*Supplied records*.
○ ○ ○ ○

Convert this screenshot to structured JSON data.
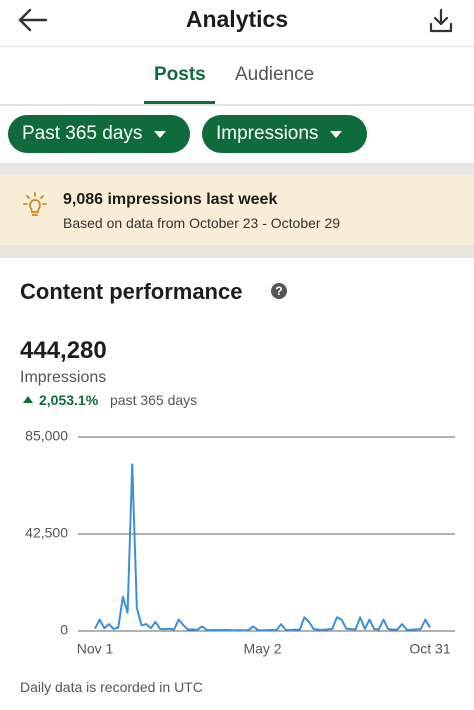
{
  "header": {
    "title": "Analytics"
  },
  "tabs": [
    "Posts",
    "Audience"
  ],
  "filters": [
    "Past 365 days",
    "Impressions"
  ],
  "insight": {
    "title": "9,086 impressions last week",
    "subtitle": "Based on data from October 23 - October 29"
  },
  "section": {
    "title": "Content performance",
    "metric_value": "444,280",
    "metric_label": "Impressions",
    "change": "2,053.1%",
    "change_period": "past 365 days"
  },
  "chart_data": {
    "type": "line",
    "color": "#3b8fdb",
    "grid": true,
    "categories": [
      "Nov 1",
      null,
      null,
      null,
      null,
      null,
      null,
      null,
      null,
      null,
      null,
      null,
      null,
      null,
      null,
      null,
      null,
      null,
      null,
      null,
      null,
      null,
      null,
      null,
      null,
      null,
      null,
      null,
      null,
      null,
      null,
      null,
      null,
      null,
      null,
      null,
      "May 2",
      null,
      null,
      null,
      null,
      null,
      null,
      null,
      null,
      null,
      null,
      null,
      null,
      null,
      null,
      null,
      null,
      null,
      null,
      null,
      null,
      null,
      null,
      null,
      null,
      null,
      null,
      null,
      null,
      null,
      null,
      null,
      null,
      null,
      null,
      null,
      "Oct 31"
    ],
    "values": [
      1000,
      5000,
      1200,
      3000,
      900,
      1500,
      15000,
      8000,
      73000,
      10000,
      2500,
      3000,
      1200,
      4000,
      900,
      800,
      1000,
      700,
      5000,
      2500,
      600,
      700,
      500,
      2000,
      500,
      400,
      500,
      400,
      500,
      400,
      300,
      400,
      300,
      400,
      2000,
      400,
      300,
      400,
      500,
      400,
      3000,
      500,
      400,
      600,
      500,
      6000,
      4000,
      800,
      600,
      500,
      700,
      900,
      6000,
      5000,
      1000,
      800,
      700,
      6000,
      900,
      5000,
      800,
      700,
      5000,
      900,
      600,
      700,
      3000,
      600,
      500,
      700,
      800,
      5000,
      1500
    ],
    "ylim": [
      0,
      85000
    ],
    "yticks": [
      0,
      {
        "value": 42500,
        "label": "42,500"
      },
      {
        "value": 85000,
        "label": "85,000"
      }
    ]
  },
  "footnote": "Daily data is recorded in UTC"
}
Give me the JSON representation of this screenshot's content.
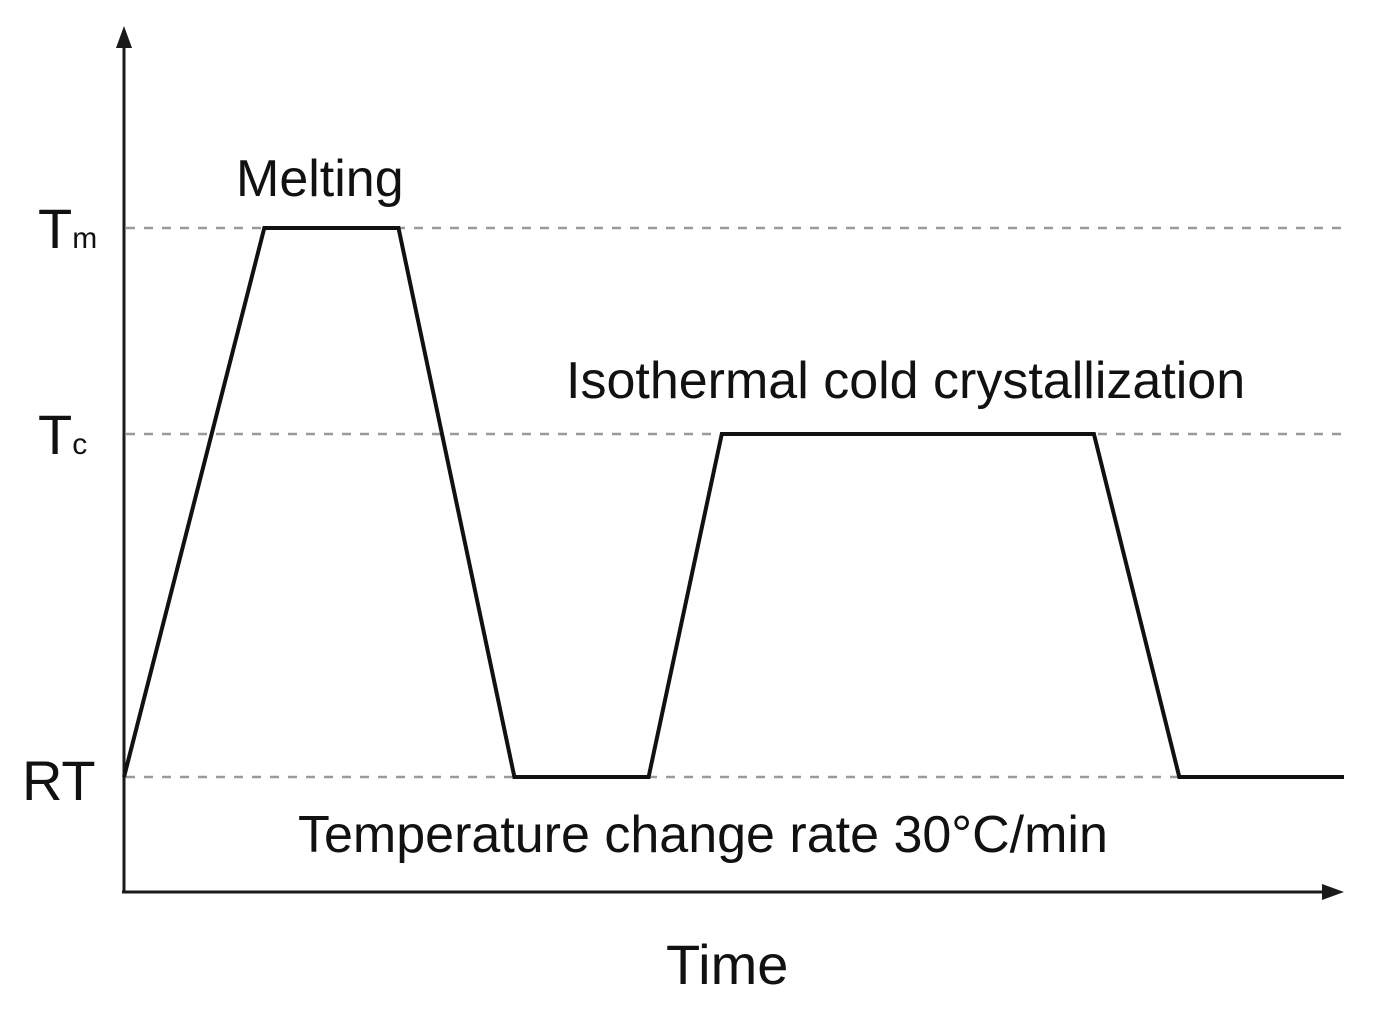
{
  "diagram": {
    "x_axis_label": "Time",
    "y_levels": {
      "tm": {
        "main": "T",
        "sub": "m"
      },
      "tc": {
        "main": "T",
        "sub": "c"
      },
      "rt": {
        "main": "RT"
      }
    },
    "annotations": {
      "melting": "Melting",
      "isothermal": "Isothermal cold crystallization",
      "rate": "Temperature change rate 30°C/min"
    },
    "profile": [
      {
        "time": 0,
        "level": "RT"
      },
      {
        "time": 1.15,
        "level": "Tm"
      },
      {
        "time": 2.25,
        "level": "Tm"
      },
      {
        "time": 3.2,
        "level": "RT"
      },
      {
        "time": 4.3,
        "level": "RT"
      },
      {
        "time": 4.9,
        "level": "Tc"
      },
      {
        "time": 7.95,
        "level": "Tc"
      },
      {
        "time": 8.65,
        "level": "RT"
      },
      {
        "time": 10,
        "level": "RT"
      }
    ],
    "colors": {
      "line": "#111111",
      "guides": "#9a9a9a",
      "background": "#ffffff"
    }
  }
}
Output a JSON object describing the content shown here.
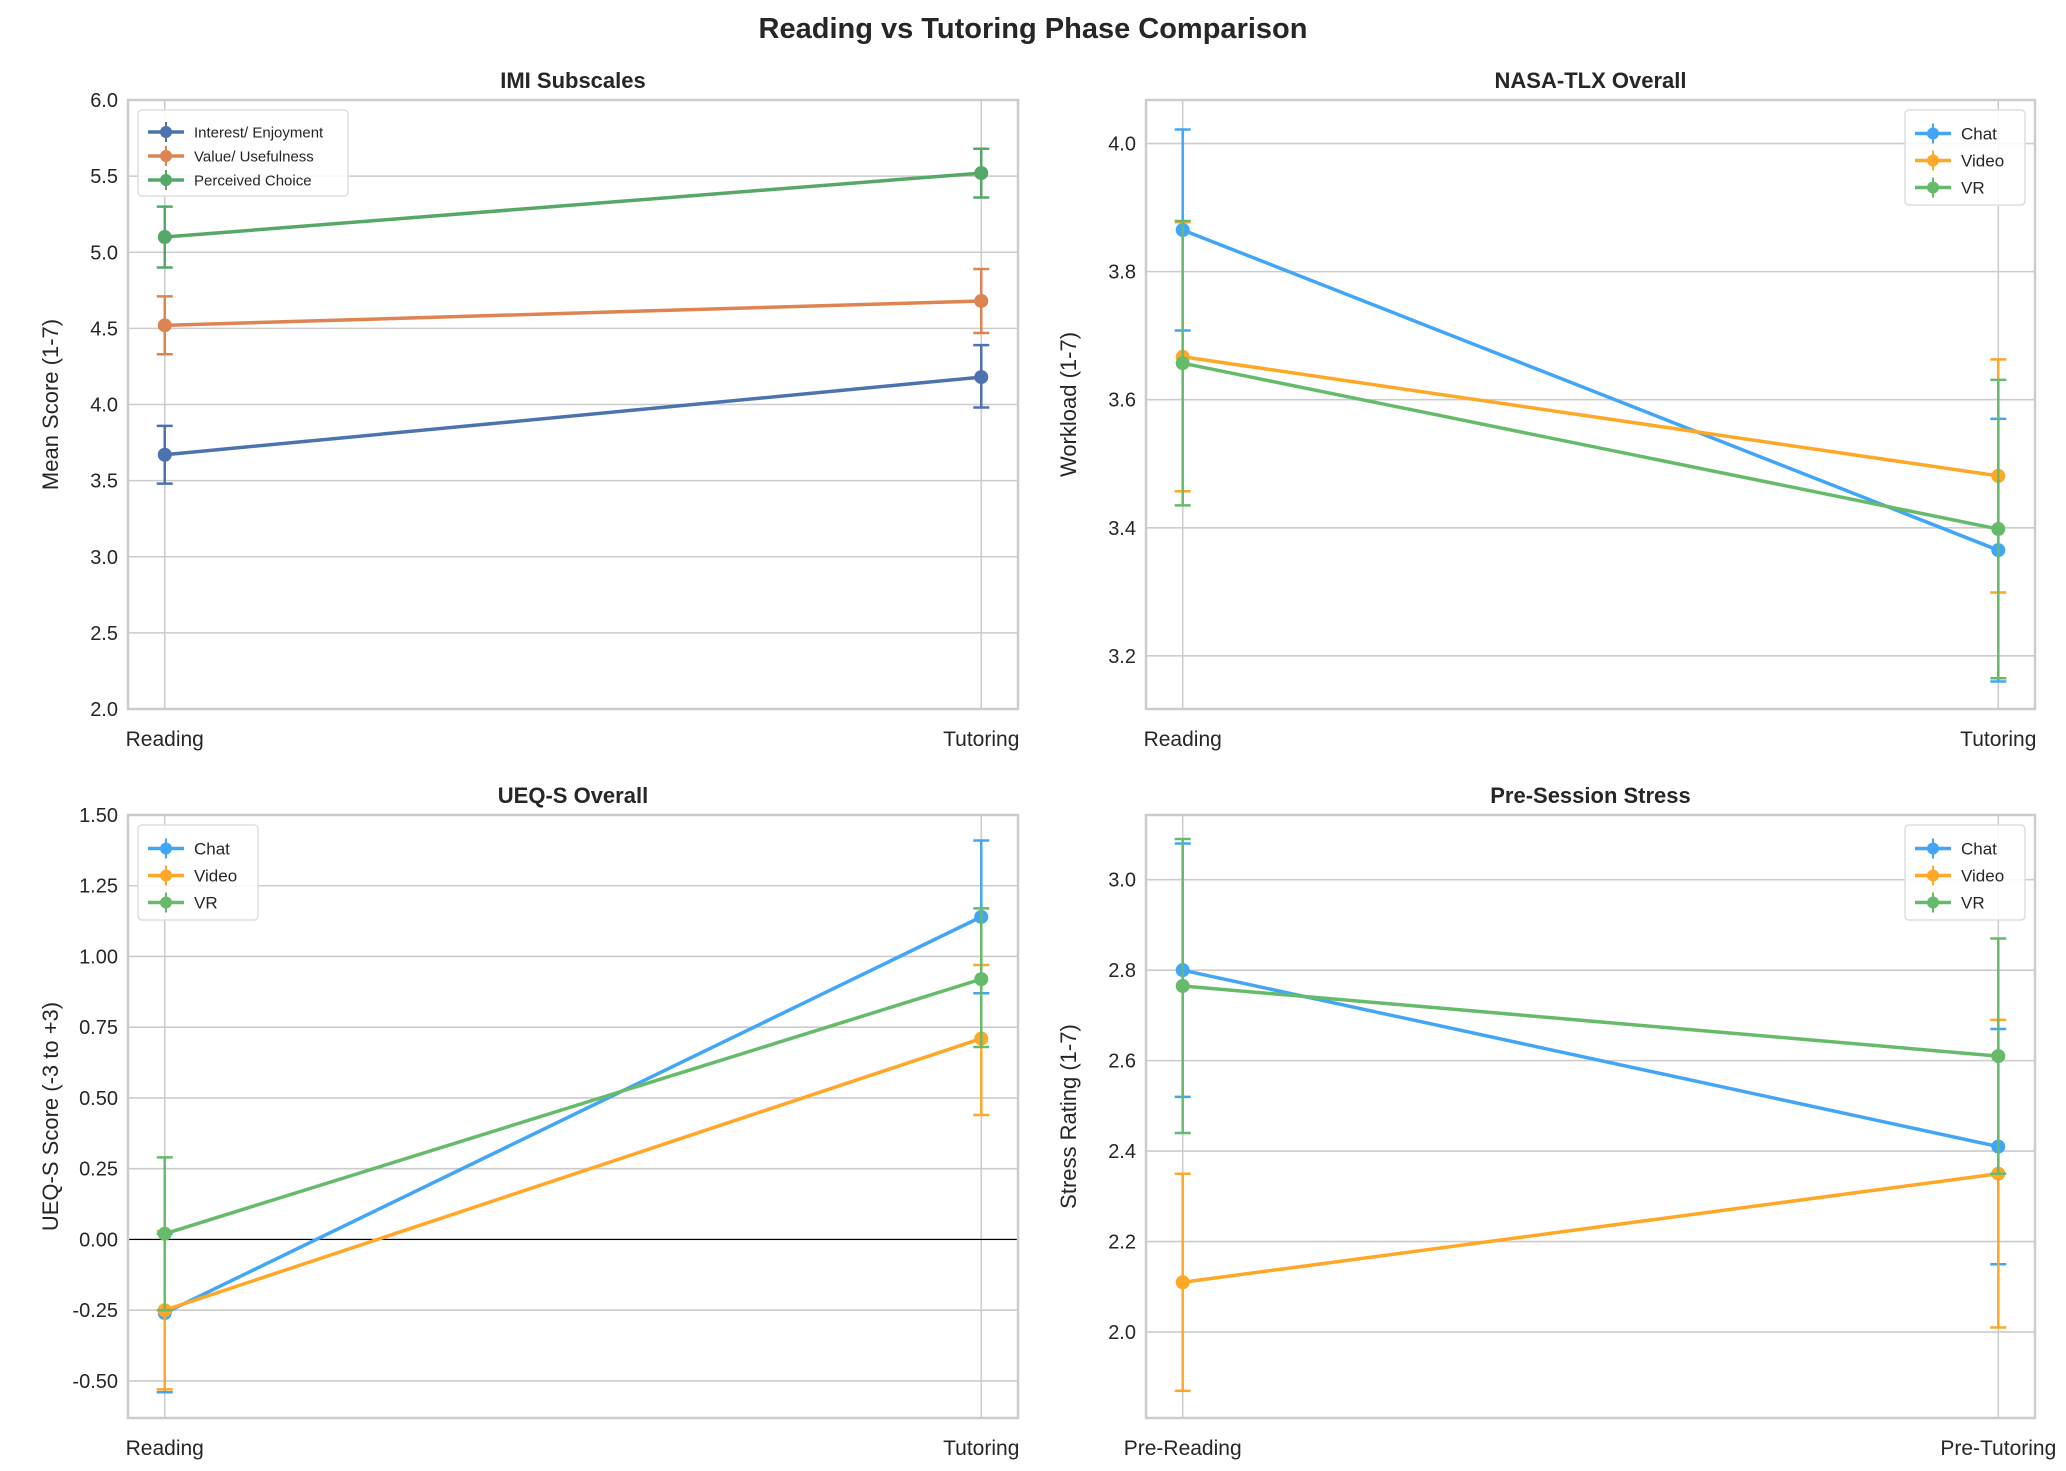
{
  "title": "Reading vs Tutoring Phase Comparison",
  "chart_data": [
    {
      "type": "line",
      "title": "IMI Subscales",
      "ylabel": "Mean Score (1-7)",
      "categories": [
        "Reading",
        "Tutoring"
      ],
      "ylim": [
        2.0,
        6.0
      ],
      "yticks": [
        "2.0",
        "2.5",
        "3.0",
        "3.5",
        "4.0",
        "4.5",
        "5.0",
        "5.5",
        "6.0"
      ],
      "grid": true,
      "legend": "top-left",
      "zero_line": false,
      "series": [
        {
          "name": "Interest/ Enjoyment",
          "color": "#4c72b0",
          "values": [
            3.67,
            4.18
          ],
          "lower": [
            3.48,
            3.98
          ],
          "upper": [
            3.86,
            4.39
          ]
        },
        {
          "name": "Value/ Usefulness",
          "color": "#dd8452",
          "values": [
            4.52,
            4.68
          ],
          "lower": [
            4.33,
            4.47
          ],
          "upper": [
            4.71,
            4.89
          ]
        },
        {
          "name": "Perceived Choice",
          "color": "#55a868",
          "values": [
            5.1,
            5.52
          ],
          "lower": [
            4.9,
            5.36
          ],
          "upper": [
            5.3,
            5.68
          ]
        }
      ]
    },
    {
      "type": "line",
      "title": "NASA-TLX Overall",
      "ylabel": "Workload (1-7)",
      "categories": [
        "Reading",
        "Tutoring"
      ],
      "ylim": [
        3.117,
        4.068
      ],
      "yticks": [
        "3.2",
        "3.4",
        "3.6",
        "3.8",
        "4.0"
      ],
      "grid": true,
      "legend": "top-right",
      "zero_line": false,
      "series": [
        {
          "name": "Chat",
          "color": "#42a5f5",
          "values": [
            3.865,
            3.365
          ],
          "lower": [
            3.708,
            3.16
          ],
          "upper": [
            4.022,
            3.57
          ]
        },
        {
          "name": "Video",
          "color": "#ffa726",
          "values": [
            3.667,
            3.481
          ],
          "lower": [
            3.457,
            3.299
          ],
          "upper": [
            3.877,
            3.663
          ]
        },
        {
          "name": "VR",
          "color": "#66bb6a",
          "values": [
            3.657,
            3.398
          ],
          "lower": [
            3.435,
            3.165
          ],
          "upper": [
            3.879,
            3.631
          ]
        }
      ]
    },
    {
      "type": "line",
      "title": "UEQ-S Overall",
      "ylabel": "UEQ-S Score (-3 to +3)",
      "categories": [
        "Reading",
        "Tutoring"
      ],
      "ylim": [
        -0.631,
        1.5
      ],
      "yticks": [
        "-0.50",
        "-0.25",
        "0.00",
        "0.25",
        "0.50",
        "0.75",
        "1.00",
        "1.25",
        "1.50"
      ],
      "grid": true,
      "legend": "top-left",
      "zero_line": true,
      "series": [
        {
          "name": "Chat",
          "color": "#42a5f5",
          "values": [
            -0.26,
            1.14
          ],
          "lower": [
            -0.54,
            0.87
          ],
          "upper": [
            0.02,
            1.41
          ]
        },
        {
          "name": "Video",
          "color": "#ffa726",
          "values": [
            -0.25,
            0.71
          ],
          "lower": [
            -0.53,
            0.44
          ],
          "upper": [
            0.03,
            0.97
          ]
        },
        {
          "name": "VR",
          "color": "#66bb6a",
          "values": [
            0.02,
            0.92
          ],
          "lower": [
            -0.25,
            0.68
          ],
          "upper": [
            0.29,
            1.17
          ]
        }
      ]
    },
    {
      "type": "line",
      "title": "Pre-Session Stress",
      "ylabel": "Stress Rating (1-7)",
      "categories": [
        "Pre-Reading",
        "Pre-Tutoring"
      ],
      "ylim": [
        1.81,
        3.143
      ],
      "yticks": [
        "2.0",
        "2.2",
        "2.4",
        "2.6",
        "2.8",
        "3.0"
      ],
      "grid": true,
      "legend": "top-right",
      "zero_line": false,
      "series": [
        {
          "name": "Chat",
          "color": "#42a5f5",
          "values": [
            2.8,
            2.41
          ],
          "lower": [
            2.52,
            2.15
          ],
          "upper": [
            3.08,
            2.67
          ]
        },
        {
          "name": "Video",
          "color": "#ffa726",
          "values": [
            2.11,
            2.35
          ],
          "lower": [
            1.87,
            2.01
          ],
          "upper": [
            2.35,
            2.69
          ]
        },
        {
          "name": "VR",
          "color": "#66bb6a",
          "values": [
            2.765,
            2.61
          ],
          "lower": [
            2.44,
            2.35
          ],
          "upper": [
            3.09,
            2.87
          ]
        }
      ]
    }
  ]
}
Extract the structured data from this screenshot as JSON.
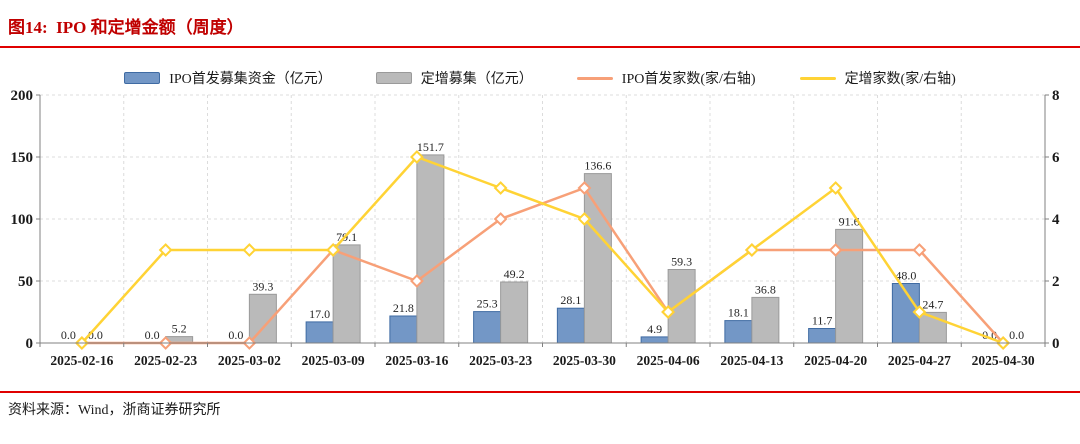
{
  "header": {
    "title": "图14:  IPO 和定增金额（周度）"
  },
  "footer": {
    "source": "资料来源：Wind，浙商证券研究所"
  },
  "colors": {
    "title_red": "#c00000",
    "rule_red": "#e00000",
    "ipo_bar_fill": "#7397c6",
    "ipo_bar_border": "#3f6ba3",
    "dz_bar_fill": "#bababa",
    "dz_bar_border": "#9a9a9a",
    "ipo_line": "#f7a078",
    "dz_line": "#ffd335",
    "grid": "#dcdcdc",
    "axis": "#808080"
  },
  "chart_data": {
    "type": "bar",
    "subtype": "combo-bar-line-dual-axis",
    "title": "IPO 和定增金额（周度）",
    "categories": [
      "2025-02-16",
      "2025-02-23",
      "2025-03-02",
      "2025-03-09",
      "2025-03-16",
      "2025-03-23",
      "2025-03-30",
      "2025-04-06",
      "2025-04-13",
      "2025-04-20",
      "2025-04-27",
      "2025-04-30"
    ],
    "series": [
      {
        "name": "IPO首发募集资金（亿元）",
        "kind": "bar",
        "axis": "left",
        "color": "#7397c6",
        "border": "#3f6ba3",
        "values": [
          0.0,
          0.0,
          0.0,
          17.0,
          21.8,
          25.3,
          28.1,
          4.9,
          18.1,
          11.7,
          48.0,
          0.0
        ]
      },
      {
        "name": "定增募集（亿元）",
        "kind": "bar",
        "axis": "left",
        "color": "#bababa",
        "border": "#9a9a9a",
        "values": [
          0.0,
          5.2,
          39.3,
          79.1,
          151.7,
          49.2,
          136.6,
          59.3,
          36.8,
          91.6,
          24.7,
          0.0
        ]
      },
      {
        "name": "IPO首发家数(家/右轴)",
        "kind": "line",
        "axis": "right",
        "color": "#f7a078",
        "values": [
          0,
          0,
          0,
          3,
          2,
          4,
          5,
          1,
          3,
          3,
          3,
          0
        ]
      },
      {
        "name": "定增家数(家/右轴)",
        "kind": "line",
        "axis": "right",
        "color": "#ffd335",
        "values": [
          0,
          3,
          3,
          3,
          6,
          5,
          4,
          1,
          3,
          5,
          1,
          0
        ]
      }
    ],
    "left_axis": {
      "min": 0,
      "max": 200,
      "ticks": [
        0,
        50,
        100,
        150,
        200
      ]
    },
    "right_axis": {
      "min": 0,
      "max": 8,
      "ticks": [
        0,
        2,
        4,
        6,
        8
      ]
    },
    "grid": true,
    "legend_position": "top",
    "bar_value_labels": true
  }
}
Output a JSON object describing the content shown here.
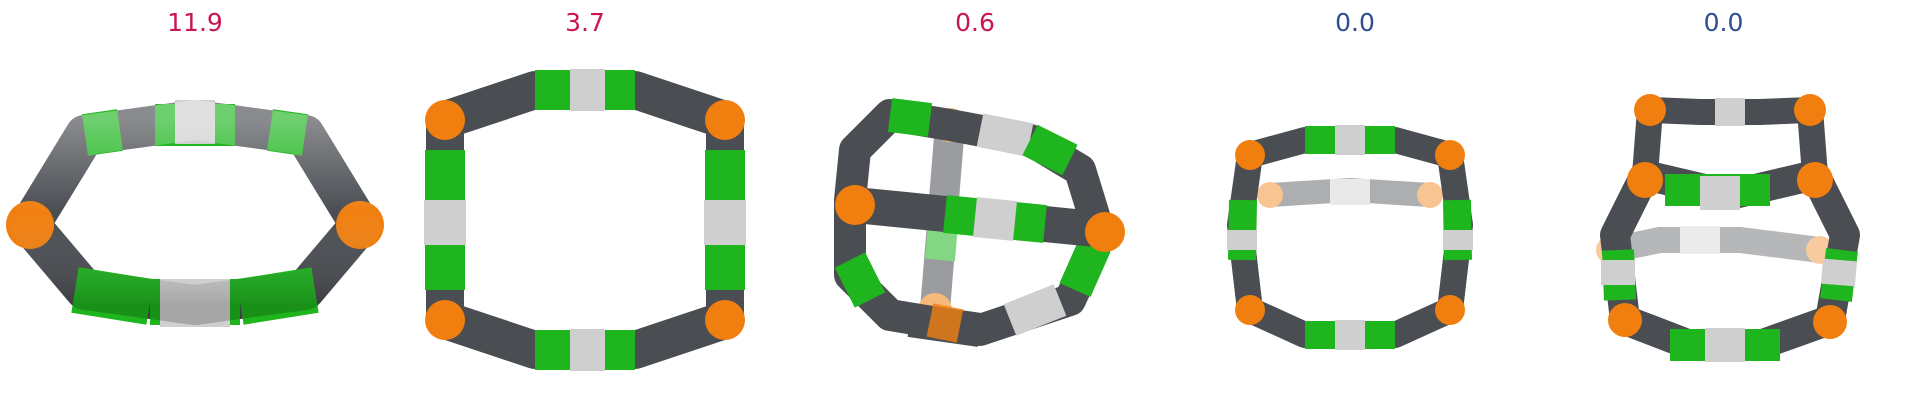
{
  "colors": {
    "value_high": "#c8174f",
    "value_zero": "#2f4e8f",
    "green": "#1fb51f",
    "orange": "#f07f10",
    "dark": "#4a4d52",
    "light": "#cfcfcf"
  },
  "panels": [
    {
      "value": "11.9",
      "shape": "ring-tilted"
    },
    {
      "value": "3.7",
      "shape": "ring-upright"
    },
    {
      "value": "0.6",
      "shape": "cage-bar"
    },
    {
      "value": "0.0",
      "shape": "prism-small"
    },
    {
      "value": "0.0",
      "shape": "prism-double"
    }
  ]
}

○ ○ ○ ○

Search the listing for the string "days". Copy each line where it turns up.

*Expected answer*.
    "Past 365 days",
    "change_period": "past 365 days"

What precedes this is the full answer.